------ Data excerpts
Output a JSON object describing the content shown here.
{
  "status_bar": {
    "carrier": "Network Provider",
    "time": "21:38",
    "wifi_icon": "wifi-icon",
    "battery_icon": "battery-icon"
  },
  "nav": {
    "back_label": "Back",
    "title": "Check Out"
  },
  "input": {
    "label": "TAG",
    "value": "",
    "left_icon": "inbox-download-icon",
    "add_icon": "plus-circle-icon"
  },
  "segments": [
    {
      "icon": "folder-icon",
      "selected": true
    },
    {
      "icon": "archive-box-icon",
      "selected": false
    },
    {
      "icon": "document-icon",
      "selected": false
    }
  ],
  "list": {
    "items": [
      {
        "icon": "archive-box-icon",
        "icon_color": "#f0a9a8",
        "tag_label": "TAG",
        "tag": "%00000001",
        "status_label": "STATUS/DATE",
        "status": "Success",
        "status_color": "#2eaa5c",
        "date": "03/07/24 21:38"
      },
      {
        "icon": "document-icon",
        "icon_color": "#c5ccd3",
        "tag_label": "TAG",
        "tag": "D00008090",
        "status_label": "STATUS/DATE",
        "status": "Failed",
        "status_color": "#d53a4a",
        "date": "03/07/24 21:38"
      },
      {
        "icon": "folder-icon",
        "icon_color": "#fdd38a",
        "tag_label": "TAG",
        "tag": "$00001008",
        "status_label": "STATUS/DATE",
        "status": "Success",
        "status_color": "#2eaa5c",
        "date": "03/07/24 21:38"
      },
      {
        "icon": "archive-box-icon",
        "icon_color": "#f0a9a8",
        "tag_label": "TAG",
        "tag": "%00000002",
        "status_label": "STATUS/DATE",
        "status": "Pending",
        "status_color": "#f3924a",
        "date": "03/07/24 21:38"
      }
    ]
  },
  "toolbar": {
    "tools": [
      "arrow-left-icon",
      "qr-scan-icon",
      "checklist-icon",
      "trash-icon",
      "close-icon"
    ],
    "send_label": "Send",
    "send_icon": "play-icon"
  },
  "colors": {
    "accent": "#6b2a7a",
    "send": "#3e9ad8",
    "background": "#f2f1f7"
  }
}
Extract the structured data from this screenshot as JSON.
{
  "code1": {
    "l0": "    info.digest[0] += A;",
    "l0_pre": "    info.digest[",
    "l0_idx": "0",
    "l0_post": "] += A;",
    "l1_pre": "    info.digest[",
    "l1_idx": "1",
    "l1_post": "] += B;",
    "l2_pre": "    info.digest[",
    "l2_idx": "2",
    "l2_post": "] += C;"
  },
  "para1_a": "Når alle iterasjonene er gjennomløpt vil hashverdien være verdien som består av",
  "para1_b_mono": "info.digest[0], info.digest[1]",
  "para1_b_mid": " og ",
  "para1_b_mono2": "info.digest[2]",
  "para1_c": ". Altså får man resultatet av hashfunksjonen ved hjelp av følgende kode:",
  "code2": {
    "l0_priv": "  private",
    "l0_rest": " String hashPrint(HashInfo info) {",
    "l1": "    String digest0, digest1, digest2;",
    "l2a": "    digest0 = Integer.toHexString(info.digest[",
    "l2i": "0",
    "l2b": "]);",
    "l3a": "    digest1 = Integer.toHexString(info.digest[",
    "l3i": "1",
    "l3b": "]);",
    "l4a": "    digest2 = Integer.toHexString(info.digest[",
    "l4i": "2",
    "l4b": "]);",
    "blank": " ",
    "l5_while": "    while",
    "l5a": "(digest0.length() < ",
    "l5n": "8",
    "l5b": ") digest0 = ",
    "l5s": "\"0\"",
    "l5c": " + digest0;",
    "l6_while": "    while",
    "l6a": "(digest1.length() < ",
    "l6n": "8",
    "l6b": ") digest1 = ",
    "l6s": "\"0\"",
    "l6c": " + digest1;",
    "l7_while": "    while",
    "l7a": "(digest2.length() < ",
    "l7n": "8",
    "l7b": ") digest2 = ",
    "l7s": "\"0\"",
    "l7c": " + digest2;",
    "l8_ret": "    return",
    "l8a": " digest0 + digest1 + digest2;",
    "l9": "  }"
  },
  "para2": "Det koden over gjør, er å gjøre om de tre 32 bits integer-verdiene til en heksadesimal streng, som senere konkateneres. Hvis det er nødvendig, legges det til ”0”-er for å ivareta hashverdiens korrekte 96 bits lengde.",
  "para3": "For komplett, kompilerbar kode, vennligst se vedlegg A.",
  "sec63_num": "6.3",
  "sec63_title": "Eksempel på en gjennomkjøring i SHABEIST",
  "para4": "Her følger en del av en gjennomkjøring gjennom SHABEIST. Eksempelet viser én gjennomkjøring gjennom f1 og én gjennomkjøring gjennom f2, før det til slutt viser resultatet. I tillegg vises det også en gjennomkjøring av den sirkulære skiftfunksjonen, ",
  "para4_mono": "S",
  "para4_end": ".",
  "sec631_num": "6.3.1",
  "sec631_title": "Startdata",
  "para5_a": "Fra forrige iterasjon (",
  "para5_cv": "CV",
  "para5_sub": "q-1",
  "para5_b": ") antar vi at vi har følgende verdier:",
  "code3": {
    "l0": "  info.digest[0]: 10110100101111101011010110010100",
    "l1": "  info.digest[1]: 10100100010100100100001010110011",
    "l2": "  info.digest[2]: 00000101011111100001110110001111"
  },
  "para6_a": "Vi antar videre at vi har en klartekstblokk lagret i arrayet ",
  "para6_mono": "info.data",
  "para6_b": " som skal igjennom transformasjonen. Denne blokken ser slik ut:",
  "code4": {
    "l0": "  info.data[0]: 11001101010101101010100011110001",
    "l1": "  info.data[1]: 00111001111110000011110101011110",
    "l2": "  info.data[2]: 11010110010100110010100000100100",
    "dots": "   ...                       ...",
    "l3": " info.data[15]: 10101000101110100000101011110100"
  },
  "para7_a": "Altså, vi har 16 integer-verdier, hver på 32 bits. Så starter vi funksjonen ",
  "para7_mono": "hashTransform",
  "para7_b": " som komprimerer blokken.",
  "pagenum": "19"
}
------------
◆ **What is required**: From the listing above, copy every line that includes the word "JSON".

◆ **Expected answer**:
Output a JSON object describing the content shown here.
Extract the structured data from this screenshot as JSON.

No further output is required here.